→ The problem
Skip the pictures. Copy all the rest of the records down exactly.

## Start Material to process

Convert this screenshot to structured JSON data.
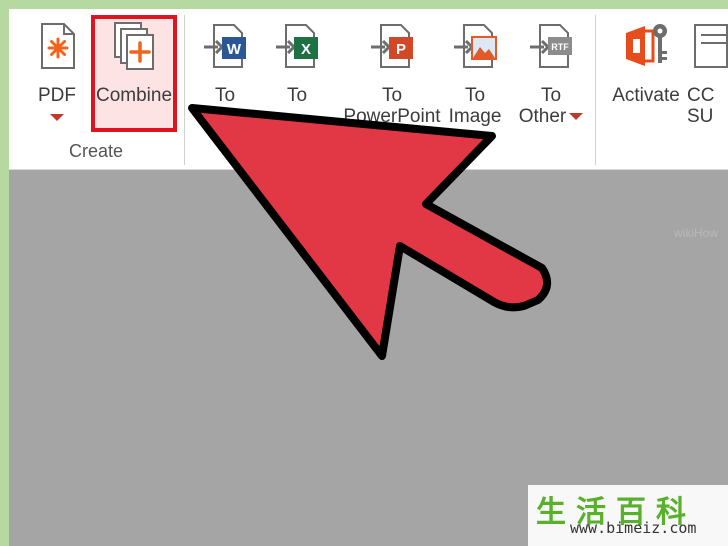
{
  "ribbon": {
    "buttons": {
      "pdf": {
        "label": "PDF"
      },
      "combine": {
        "label": "Combine"
      },
      "to_word": {
        "line1": "To",
        "line2": ""
      },
      "to_excel": {
        "line1": "To",
        "line2": ""
      },
      "to_powerpoint": {
        "line1": "To",
        "line2": "PowerPoint"
      },
      "to_image": {
        "line1": "To",
        "line2": "Image"
      },
      "to_other": {
        "line1": "To",
        "line2": "Other"
      },
      "activate": {
        "label": "Activate"
      },
      "cc_support": {
        "line1": "CC",
        "line2": "SU"
      }
    },
    "group_create": "Create",
    "icon_letters": {
      "word": "W",
      "excel": "X",
      "powerpoint": "P",
      "rtf": "RTF"
    }
  },
  "colors": {
    "highlight_border": "#e0141e",
    "arrow_fill": "#e23744",
    "caret": "#c0392b",
    "frame": "#b5d9a1"
  },
  "icons": {
    "pdf": "pdf-create-icon",
    "combine": "combine-files-icon",
    "word": "to-word-icon",
    "excel": "to-excel-icon",
    "powerpoint": "to-powerpoint-icon",
    "image": "to-image-icon",
    "rtf": "to-rtf-icon",
    "activate": "office-key-icon"
  },
  "watermark": {
    "cn": "生活百科",
    "url": "www.bimeiz.com",
    "how": "wikiHow"
  }
}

## End Material to process

→ Problem solution
Convert this screenshot to structured JSON data.
{
  "ribbon": {
    "buttons": {
      "pdf": {
        "label": "PDF"
      },
      "combine": {
        "label": "Combine"
      },
      "to_word": {
        "line1": "To",
        "line2": ""
      },
      "to_excel": {
        "line1": "To",
        "line2": ""
      },
      "to_powerpoint": {
        "line1": "To",
        "line2": "PowerPoint"
      },
      "to_image": {
        "line1": "To",
        "line2": "Image"
      },
      "to_other": {
        "line1": "To",
        "line2": "Other"
      },
      "activate": {
        "label": "Activate"
      },
      "cc_support": {
        "line1": "CC",
        "line2": "SU"
      }
    },
    "group_create": "Create",
    "icon_letters": {
      "word": "W",
      "excel": "X",
      "powerpoint": "P",
      "rtf": "RTF"
    }
  },
  "colors": {
    "highlight_border": "#e0141e",
    "arrow_fill": "#e23744",
    "caret": "#c0392b",
    "frame": "#b5d9a1"
  },
  "icons": {
    "pdf": "pdf-create-icon",
    "combine": "combine-files-icon",
    "word": "to-word-icon",
    "excel": "to-excel-icon",
    "powerpoint": "to-powerpoint-icon",
    "image": "to-image-icon",
    "rtf": "to-rtf-icon",
    "activate": "office-key-icon"
  },
  "watermark": {
    "cn": "生活百科",
    "url": "www.bimeiz.com",
    "how": "wikiHow"
  }
}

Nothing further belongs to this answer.